SUPPLIED ENTRIES |
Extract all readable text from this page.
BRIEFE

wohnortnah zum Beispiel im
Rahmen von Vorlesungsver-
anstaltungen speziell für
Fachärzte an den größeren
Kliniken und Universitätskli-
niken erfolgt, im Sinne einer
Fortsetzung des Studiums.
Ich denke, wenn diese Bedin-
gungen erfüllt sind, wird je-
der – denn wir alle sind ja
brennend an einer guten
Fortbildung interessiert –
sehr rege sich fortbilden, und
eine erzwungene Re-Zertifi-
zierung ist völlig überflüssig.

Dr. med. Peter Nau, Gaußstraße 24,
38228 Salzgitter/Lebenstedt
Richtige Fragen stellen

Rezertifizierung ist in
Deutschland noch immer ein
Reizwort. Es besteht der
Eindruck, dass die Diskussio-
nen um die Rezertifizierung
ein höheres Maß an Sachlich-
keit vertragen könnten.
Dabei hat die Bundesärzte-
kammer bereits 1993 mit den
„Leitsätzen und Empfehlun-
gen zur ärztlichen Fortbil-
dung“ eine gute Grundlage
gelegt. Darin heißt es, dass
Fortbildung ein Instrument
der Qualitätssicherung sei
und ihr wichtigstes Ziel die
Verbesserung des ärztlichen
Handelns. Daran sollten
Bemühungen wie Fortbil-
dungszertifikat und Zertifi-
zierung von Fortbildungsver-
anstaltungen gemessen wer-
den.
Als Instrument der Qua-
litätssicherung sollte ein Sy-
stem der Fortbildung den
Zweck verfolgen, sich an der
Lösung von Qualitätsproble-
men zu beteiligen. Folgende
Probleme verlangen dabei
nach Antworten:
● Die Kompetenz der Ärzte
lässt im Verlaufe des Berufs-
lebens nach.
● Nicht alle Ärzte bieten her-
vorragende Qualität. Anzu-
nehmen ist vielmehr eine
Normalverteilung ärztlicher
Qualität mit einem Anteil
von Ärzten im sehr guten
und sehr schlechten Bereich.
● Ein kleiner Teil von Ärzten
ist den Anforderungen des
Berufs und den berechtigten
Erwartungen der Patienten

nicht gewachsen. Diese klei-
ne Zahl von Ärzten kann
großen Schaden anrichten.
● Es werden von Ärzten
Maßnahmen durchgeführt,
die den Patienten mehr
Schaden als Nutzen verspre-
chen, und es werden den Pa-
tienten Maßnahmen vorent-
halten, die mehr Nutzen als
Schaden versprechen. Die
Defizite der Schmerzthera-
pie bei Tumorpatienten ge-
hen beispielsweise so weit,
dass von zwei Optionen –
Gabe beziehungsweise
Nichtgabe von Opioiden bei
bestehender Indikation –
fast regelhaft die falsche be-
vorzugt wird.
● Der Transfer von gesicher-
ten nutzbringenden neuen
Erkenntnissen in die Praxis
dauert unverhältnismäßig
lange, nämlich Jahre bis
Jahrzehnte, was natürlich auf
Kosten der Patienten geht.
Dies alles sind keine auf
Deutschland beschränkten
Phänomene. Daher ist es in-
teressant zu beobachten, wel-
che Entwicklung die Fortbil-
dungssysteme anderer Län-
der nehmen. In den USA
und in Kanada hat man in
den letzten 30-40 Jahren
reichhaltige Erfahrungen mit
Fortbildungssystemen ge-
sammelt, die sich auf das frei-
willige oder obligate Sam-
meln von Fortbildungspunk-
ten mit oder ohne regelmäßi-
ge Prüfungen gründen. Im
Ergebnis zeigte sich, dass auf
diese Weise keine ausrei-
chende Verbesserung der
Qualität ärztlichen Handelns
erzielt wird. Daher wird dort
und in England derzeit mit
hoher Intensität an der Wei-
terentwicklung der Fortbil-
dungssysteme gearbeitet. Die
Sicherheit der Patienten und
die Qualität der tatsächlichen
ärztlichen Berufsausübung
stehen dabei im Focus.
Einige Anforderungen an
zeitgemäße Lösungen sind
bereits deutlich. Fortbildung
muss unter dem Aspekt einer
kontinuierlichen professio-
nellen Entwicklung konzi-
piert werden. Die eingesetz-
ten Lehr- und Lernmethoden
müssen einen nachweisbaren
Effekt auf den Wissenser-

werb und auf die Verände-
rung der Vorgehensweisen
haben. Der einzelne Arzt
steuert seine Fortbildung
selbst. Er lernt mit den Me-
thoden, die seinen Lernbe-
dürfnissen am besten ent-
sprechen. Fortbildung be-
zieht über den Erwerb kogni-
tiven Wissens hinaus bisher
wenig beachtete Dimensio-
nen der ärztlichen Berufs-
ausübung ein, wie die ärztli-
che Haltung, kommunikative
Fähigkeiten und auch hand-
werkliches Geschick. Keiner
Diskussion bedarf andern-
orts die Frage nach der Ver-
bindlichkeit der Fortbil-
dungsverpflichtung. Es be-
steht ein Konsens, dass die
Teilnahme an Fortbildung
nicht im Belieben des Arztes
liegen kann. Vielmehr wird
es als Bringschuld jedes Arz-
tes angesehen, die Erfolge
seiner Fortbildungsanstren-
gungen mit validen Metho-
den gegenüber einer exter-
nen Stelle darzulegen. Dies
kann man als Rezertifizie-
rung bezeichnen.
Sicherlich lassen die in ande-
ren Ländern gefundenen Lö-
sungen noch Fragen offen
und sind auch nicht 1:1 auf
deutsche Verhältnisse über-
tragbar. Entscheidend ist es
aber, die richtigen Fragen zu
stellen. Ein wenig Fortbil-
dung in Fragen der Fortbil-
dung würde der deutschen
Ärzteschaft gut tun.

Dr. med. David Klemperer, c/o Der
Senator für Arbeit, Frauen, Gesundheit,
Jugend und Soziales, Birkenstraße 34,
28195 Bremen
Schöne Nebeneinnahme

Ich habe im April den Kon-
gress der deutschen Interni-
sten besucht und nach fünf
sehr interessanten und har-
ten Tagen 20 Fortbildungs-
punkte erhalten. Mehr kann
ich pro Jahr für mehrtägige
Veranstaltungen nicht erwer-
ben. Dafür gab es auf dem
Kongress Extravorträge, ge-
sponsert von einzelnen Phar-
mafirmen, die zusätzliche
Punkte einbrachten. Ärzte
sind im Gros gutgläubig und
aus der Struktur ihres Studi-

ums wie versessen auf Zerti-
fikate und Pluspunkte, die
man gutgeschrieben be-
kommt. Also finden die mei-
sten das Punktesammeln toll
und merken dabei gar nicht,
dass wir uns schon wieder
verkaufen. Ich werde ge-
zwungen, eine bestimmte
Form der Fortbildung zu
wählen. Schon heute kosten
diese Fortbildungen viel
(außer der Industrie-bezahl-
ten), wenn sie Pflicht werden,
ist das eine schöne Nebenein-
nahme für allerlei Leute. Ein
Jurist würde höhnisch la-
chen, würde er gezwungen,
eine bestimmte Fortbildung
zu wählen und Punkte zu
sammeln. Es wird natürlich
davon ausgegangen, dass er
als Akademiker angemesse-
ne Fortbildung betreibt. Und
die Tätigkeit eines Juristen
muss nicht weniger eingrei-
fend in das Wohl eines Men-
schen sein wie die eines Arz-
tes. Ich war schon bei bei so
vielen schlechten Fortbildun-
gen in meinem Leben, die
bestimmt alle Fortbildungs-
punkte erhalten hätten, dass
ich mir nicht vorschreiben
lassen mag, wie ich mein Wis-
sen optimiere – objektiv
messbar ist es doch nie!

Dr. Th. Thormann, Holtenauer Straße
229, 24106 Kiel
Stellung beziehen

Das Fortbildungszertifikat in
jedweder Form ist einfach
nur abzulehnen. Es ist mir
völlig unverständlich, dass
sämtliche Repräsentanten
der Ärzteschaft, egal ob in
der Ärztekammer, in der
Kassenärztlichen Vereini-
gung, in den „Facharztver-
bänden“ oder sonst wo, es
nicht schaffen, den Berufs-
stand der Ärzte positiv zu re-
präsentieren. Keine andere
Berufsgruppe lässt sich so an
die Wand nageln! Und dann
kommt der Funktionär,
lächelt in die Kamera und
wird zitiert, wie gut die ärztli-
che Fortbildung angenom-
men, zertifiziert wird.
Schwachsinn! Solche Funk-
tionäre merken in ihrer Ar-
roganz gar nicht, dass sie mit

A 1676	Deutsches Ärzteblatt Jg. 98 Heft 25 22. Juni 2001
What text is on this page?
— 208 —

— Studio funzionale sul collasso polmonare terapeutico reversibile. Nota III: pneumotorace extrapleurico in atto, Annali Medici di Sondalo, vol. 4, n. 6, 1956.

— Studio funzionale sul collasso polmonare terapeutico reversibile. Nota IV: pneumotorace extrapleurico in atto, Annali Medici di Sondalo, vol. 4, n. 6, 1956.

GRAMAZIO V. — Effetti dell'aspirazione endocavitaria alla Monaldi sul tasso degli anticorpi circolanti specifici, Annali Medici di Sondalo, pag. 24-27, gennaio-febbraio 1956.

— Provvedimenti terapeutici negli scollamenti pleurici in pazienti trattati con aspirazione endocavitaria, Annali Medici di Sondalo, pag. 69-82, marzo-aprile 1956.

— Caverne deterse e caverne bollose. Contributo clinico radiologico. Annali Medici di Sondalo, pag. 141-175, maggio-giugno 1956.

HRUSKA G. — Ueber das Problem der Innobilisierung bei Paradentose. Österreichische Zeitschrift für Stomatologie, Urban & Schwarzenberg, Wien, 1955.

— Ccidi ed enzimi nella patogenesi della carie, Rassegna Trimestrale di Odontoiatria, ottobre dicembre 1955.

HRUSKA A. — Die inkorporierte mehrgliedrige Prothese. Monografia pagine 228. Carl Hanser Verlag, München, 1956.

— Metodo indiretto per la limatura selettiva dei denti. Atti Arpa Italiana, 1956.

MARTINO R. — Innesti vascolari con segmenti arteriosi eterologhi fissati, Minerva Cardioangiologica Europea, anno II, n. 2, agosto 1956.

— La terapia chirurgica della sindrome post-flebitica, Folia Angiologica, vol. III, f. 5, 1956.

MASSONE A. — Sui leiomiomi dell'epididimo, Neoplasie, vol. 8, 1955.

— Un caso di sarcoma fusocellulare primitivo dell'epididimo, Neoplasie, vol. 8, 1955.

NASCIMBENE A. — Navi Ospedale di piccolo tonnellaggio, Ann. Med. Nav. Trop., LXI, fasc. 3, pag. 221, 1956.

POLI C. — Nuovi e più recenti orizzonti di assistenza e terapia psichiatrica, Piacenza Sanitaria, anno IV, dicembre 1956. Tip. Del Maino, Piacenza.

TASK DESCRIPTION | For this exercise, please copy exactly the lines from the one holding "What text is on this page?" through the end of the records, the first and last included.

ANSWER AREA |
What text is on this page?
— 208 —

— Studio funzionale sul collasso polmonare terapeutico reversibile. Nota III: pneumotorace extrapleurico in atto, Annali Medici di Sondalo, vol. 4, n. 6, 1956.

— Studio funzionale sul collasso polmonare terapeutico reversibile. Nota IV: pneumotorace extrapleurico in atto, Annali Medici di Sondalo, vol. 4, n. 6, 1956.

GRAMAZIO V. — Effetti dell'aspirazione endocavitaria alla Monaldi sul tasso degli anticorpi circolanti specifici, Annali Medici di Sondalo, pag. 24-27, gennaio-febbraio 1956.

— Provvedimenti terapeutici negli scollamenti pleurici in pazienti trattati con aspirazione endocavitaria, Annali Medici di Sondalo, pag. 69-82, marzo-aprile 1956.

— Caverne deterse e caverne bollose. Contributo clinico radiologico. Annali Medici di Sondalo, pag. 141-175, maggio-giugno 1956.

HRUSKA G. — Ueber das Problem der Innobilisierung bei Paradentose. Österreichische Zeitschrift für Stomatologie, Urban & Schwarzenberg, Wien, 1955.

— Ccidi ed enzimi nella patogenesi della carie, Rassegna Trimestrale di Odontoiatria, ottobre dicembre 1955.

HRUSKA A. — Die inkorporierte mehrgliedrige Prothese. Monografia pagine 228. Carl Hanser Verlag, München, 1956.

— Metodo indiretto per la limatura selettiva dei denti. Atti Arpa Italiana, 1956.

MARTINO R. — Innesti vascolari con segmenti arteriosi eterologhi fissati, Minerva Cardioangiologica Europea, anno II, n. 2, agosto 1956.

— La terapia chirurgica della sindrome post-flebitica, Folia Angiologica, vol. III, f. 5, 1956.

MASSONE A. — Sui leiomiomi dell'epididimo, Neoplasie, vol. 8, 1955.

— Un caso di sarcoma fusocellulare primitivo dell'epididimo, Neoplasie, vol. 8, 1955.

NASCIMBENE A. — Navi Ospedale di piccolo tonnellaggio, Ann. Med. Nav. Trop., LXI, fasc. 3, pag. 221, 1956.

POLI C. — Nuovi e più recenti orizzonti di assistenza e terapia psichiatrica, Piacenza Sanitaria, anno IV, dicembre 1956. Tip. Del Maino, Piacenza.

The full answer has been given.